===== Data records =====

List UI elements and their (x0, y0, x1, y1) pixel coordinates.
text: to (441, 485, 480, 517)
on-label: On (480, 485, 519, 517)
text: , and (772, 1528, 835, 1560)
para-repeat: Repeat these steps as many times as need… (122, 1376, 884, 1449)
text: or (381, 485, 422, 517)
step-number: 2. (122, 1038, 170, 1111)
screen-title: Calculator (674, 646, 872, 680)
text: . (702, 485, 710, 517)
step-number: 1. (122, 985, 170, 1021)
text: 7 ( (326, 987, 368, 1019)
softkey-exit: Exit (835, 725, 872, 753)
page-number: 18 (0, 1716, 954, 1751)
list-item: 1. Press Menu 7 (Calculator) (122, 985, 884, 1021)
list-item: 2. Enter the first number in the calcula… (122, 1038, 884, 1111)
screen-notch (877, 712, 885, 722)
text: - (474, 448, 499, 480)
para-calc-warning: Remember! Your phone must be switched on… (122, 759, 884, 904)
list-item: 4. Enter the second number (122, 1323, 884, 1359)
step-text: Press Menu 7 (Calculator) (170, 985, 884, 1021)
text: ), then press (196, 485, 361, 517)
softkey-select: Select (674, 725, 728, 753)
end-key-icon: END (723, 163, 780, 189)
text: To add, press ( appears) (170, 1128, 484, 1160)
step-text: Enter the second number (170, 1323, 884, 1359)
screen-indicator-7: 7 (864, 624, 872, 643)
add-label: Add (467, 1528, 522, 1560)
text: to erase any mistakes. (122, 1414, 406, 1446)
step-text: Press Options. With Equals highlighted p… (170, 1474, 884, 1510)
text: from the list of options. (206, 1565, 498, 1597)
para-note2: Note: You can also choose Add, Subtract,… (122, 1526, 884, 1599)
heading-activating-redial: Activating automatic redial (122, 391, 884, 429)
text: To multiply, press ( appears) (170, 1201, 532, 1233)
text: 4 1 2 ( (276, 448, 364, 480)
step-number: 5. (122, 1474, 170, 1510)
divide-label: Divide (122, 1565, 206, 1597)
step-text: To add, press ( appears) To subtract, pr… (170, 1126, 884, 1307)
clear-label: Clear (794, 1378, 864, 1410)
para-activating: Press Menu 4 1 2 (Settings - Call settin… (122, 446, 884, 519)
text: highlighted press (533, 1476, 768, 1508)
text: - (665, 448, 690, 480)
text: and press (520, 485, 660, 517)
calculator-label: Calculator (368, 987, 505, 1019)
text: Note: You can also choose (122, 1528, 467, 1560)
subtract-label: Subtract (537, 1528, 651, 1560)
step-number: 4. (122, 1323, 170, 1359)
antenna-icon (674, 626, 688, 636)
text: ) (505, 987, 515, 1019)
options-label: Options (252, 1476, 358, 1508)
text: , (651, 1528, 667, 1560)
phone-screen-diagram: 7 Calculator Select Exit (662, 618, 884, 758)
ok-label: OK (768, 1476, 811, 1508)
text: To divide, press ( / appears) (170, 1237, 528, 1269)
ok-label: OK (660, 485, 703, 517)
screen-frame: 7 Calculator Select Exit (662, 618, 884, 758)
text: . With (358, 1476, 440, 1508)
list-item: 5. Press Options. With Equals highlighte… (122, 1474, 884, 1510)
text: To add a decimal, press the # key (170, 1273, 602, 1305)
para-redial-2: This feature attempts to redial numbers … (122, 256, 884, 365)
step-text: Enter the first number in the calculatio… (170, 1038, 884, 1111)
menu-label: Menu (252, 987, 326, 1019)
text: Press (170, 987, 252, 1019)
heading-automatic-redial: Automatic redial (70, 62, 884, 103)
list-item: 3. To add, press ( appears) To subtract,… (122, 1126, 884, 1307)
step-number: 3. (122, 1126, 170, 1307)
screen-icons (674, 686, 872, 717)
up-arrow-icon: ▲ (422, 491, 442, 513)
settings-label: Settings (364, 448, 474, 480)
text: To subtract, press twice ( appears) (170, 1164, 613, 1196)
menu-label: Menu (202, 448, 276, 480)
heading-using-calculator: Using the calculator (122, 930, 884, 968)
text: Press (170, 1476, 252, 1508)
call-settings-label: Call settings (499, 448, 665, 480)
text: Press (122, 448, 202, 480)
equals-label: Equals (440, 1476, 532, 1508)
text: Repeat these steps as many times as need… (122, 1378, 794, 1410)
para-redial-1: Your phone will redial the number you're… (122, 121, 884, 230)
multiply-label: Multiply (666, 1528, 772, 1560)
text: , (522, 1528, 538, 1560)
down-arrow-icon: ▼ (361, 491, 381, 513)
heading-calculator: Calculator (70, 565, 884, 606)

=====

**Goal of the exercise**
Reproduce all of the material above line for line, without changing anything.

**Result of this task**
List UI elements and their (x0, y0, x1, y1) pixel coordinates.
text: to (441, 485, 480, 517)
on-label: On (480, 485, 519, 517)
text: , and (772, 1528, 835, 1560)
para-repeat: Repeat these steps as many times as need… (122, 1376, 884, 1449)
text: or (381, 485, 422, 517)
step-number: 2. (122, 1038, 170, 1111)
screen-title: Calculator (674, 646, 872, 680)
text: . (702, 485, 710, 517)
step-number: 1. (122, 985, 170, 1021)
text: 7 ( (326, 987, 368, 1019)
softkey-exit: Exit (835, 725, 872, 753)
page-number: 18 (0, 1716, 954, 1751)
list-item: 1. Press Menu 7 (Calculator) (122, 985, 884, 1021)
list-item: 2. Enter the first number in the calcula… (122, 1038, 884, 1111)
screen-notch (877, 712, 885, 722)
text: - (474, 448, 499, 480)
para-calc-warning: Remember! Your phone must be switched on… (122, 759, 884, 904)
list-item: 4. Enter the second number (122, 1323, 884, 1359)
step-text: Press Menu 7 (Calculator) (170, 985, 884, 1021)
text: ), then press (196, 485, 361, 517)
softkey-select: Select (674, 725, 728, 753)
end-key-icon: END (723, 163, 780, 189)
text: To add, press ( appears) (170, 1128, 484, 1160)
step-text: Enter the second number (170, 1323, 884, 1359)
screen-indicator-7: 7 (864, 624, 872, 643)
add-label: Add (467, 1528, 522, 1560)
text: to erase any mistakes. (122, 1414, 406, 1446)
step-text: Press Options. With Equals highlighted p… (170, 1474, 884, 1510)
text: from the list of options. (206, 1565, 498, 1597)
para-note2: Note: You can also choose Add, Subtract,… (122, 1526, 884, 1599)
heading-activating-redial: Activating automatic redial (122, 391, 884, 429)
text: To multiply, press ( appears) (170, 1201, 532, 1233)
text: 4 1 2 ( (276, 448, 364, 480)
step-number: 5. (122, 1474, 170, 1510)
divide-label: Divide (122, 1565, 206, 1597)
step-text: To add, press ( appears) To subtract, pr… (170, 1126, 884, 1307)
clear-label: Clear (794, 1378, 864, 1410)
para-activating: Press Menu 4 1 2 (Settings - Call settin… (122, 446, 884, 519)
text: highlighted press (533, 1476, 768, 1508)
text: - (665, 448, 690, 480)
text: and press (520, 485, 660, 517)
calculator-label: Calculator (368, 987, 505, 1019)
text: Note: You can also choose (122, 1528, 467, 1560)
subtract-label: Subtract (537, 1528, 651, 1560)
step-number: 4. (122, 1323, 170, 1359)
antenna-icon (674, 626, 688, 636)
text: ) (505, 987, 515, 1019)
options-label: Options (252, 1476, 358, 1508)
text: , (651, 1528, 667, 1560)
phone-screen-diagram: 7 Calculator Select Exit (662, 618, 884, 758)
ok-label: OK (768, 1476, 811, 1508)
text: To divide, press ( / appears) (170, 1237, 528, 1269)
ok-label: OK (660, 485, 703, 517)
screen-frame: 7 Calculator Select Exit (662, 618, 884, 758)
text: . With (358, 1476, 440, 1508)
list-item: 5. Press Options. With Equals highlighte… (122, 1474, 884, 1510)
text: To add a decimal, press the # key (170, 1273, 602, 1305)
para-redial-2: This feature attempts to redial numbers … (122, 256, 884, 365)
step-text: Enter the first number in the calculatio… (170, 1038, 884, 1111)
menu-label: Menu (252, 987, 326, 1019)
text: Press (170, 987, 252, 1019)
heading-automatic-redial: Automatic redial (70, 62, 884, 103)
list-item: 3. To add, press ( appears) To subtract,… (122, 1126, 884, 1307)
step-number: 3. (122, 1126, 170, 1307)
screen-icons (674, 686, 872, 717)
up-arrow-icon: ▲ (422, 491, 442, 513)
settings-label: Settings (364, 448, 474, 480)
text: To subtract, press twice ( appears) (170, 1164, 613, 1196)
menu-label: Menu (202, 448, 276, 480)
heading-using-calculator: Using the calculator (122, 930, 884, 968)
text: Press (170, 1476, 252, 1508)
call-settings-label: Call settings (499, 448, 665, 480)
text: Press (122, 448, 202, 480)
equals-label: Equals (440, 1476, 532, 1508)
text: Repeat these steps as many times as need… (122, 1378, 794, 1410)
para-redial-1: Your phone will redial the number you're… (122, 121, 884, 230)
multiply-label: Multiply (666, 1528, 772, 1560)
text: , (522, 1528, 538, 1560)
down-arrow-icon: ▼ (361, 491, 381, 513)
heading-calculator: Calculator (70, 565, 884, 606)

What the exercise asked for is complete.